> **THE TASK**
Using the listing below, extract each line that has the word "illumination" in it.

— Begin DATA SECTION —

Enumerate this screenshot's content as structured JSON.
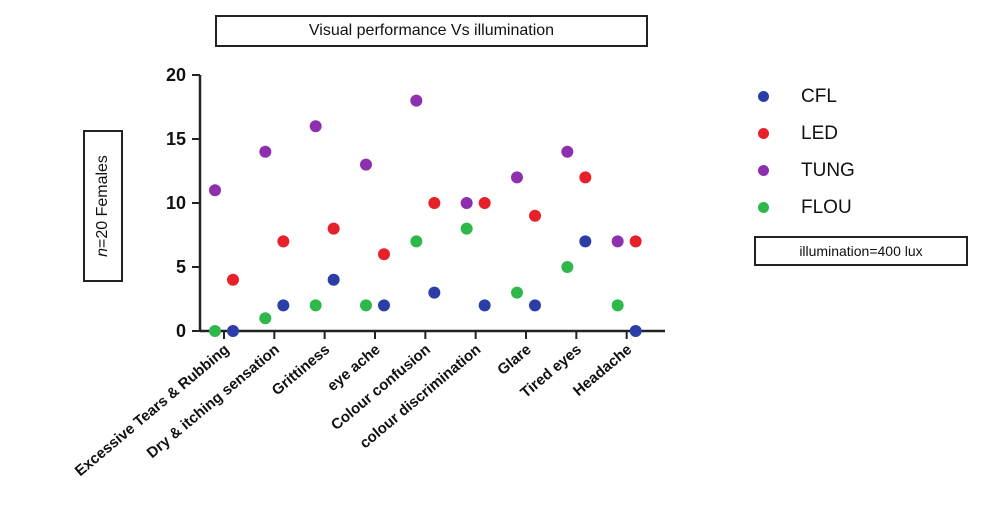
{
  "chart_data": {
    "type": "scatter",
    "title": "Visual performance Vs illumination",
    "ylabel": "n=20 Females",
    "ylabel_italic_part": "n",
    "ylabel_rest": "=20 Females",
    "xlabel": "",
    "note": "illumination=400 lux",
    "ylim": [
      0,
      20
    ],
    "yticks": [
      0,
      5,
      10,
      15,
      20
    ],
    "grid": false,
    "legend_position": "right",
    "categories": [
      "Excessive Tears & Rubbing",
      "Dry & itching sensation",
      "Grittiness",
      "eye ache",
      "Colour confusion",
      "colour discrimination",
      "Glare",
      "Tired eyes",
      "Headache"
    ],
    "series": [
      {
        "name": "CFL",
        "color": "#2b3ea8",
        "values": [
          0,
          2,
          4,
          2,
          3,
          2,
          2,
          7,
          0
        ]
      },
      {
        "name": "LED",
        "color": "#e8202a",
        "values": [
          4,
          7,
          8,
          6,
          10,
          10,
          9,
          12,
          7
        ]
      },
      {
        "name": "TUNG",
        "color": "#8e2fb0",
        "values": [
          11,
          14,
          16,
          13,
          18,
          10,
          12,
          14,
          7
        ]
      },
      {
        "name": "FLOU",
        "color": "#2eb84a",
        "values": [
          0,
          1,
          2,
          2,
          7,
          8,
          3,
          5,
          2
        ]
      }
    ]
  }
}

— End DATA SECTION —
— Begin DATA SECTION —

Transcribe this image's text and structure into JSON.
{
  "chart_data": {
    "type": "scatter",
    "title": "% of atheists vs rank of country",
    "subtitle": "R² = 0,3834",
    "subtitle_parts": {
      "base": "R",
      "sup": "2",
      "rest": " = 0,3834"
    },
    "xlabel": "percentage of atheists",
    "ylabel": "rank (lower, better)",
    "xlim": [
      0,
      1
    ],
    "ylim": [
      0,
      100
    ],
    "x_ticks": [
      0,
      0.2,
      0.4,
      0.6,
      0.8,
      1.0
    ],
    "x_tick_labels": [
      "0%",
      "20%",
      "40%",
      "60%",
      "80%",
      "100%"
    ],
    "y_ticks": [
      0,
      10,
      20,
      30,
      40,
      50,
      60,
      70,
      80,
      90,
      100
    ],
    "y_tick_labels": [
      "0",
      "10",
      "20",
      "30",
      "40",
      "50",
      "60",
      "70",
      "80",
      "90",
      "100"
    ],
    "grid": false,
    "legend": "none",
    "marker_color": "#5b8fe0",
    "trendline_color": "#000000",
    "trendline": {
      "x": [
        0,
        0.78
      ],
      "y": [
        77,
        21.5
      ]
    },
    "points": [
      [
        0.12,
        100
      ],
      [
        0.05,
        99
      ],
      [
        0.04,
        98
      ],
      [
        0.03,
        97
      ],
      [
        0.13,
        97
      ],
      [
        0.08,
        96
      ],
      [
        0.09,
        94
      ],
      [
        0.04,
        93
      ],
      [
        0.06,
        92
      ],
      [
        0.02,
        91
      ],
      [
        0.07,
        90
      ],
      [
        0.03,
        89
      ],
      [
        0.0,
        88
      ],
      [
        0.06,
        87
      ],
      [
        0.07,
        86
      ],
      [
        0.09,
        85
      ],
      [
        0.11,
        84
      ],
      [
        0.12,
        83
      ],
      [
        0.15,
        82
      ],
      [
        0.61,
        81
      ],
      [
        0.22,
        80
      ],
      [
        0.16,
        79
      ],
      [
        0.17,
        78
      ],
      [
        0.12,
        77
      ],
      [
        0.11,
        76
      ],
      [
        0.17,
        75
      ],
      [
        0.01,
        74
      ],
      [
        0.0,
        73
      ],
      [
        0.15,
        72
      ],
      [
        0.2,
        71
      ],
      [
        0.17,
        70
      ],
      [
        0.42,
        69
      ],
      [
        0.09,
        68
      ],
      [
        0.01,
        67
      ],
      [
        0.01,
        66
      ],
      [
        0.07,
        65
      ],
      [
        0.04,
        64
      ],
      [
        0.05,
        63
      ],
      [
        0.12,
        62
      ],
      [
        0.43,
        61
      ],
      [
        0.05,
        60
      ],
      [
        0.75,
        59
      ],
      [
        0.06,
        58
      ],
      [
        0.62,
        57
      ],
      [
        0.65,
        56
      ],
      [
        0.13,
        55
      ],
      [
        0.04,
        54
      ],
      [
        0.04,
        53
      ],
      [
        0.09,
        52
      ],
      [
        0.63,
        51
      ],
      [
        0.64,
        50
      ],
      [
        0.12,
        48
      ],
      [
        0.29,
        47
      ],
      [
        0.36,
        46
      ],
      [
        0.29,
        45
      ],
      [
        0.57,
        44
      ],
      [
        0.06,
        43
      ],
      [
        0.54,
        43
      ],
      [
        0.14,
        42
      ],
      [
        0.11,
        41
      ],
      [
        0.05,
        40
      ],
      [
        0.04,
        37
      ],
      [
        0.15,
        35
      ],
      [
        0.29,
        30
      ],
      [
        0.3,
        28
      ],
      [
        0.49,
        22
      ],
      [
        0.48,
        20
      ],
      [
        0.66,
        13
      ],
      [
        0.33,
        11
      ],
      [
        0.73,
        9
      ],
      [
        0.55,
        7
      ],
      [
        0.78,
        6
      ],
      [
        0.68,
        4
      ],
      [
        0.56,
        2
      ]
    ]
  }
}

— End DATA SECTION —

> **THE REPLY**
    "title": "Visual performance Vs illumination",
    "note": "illumination=400 lux",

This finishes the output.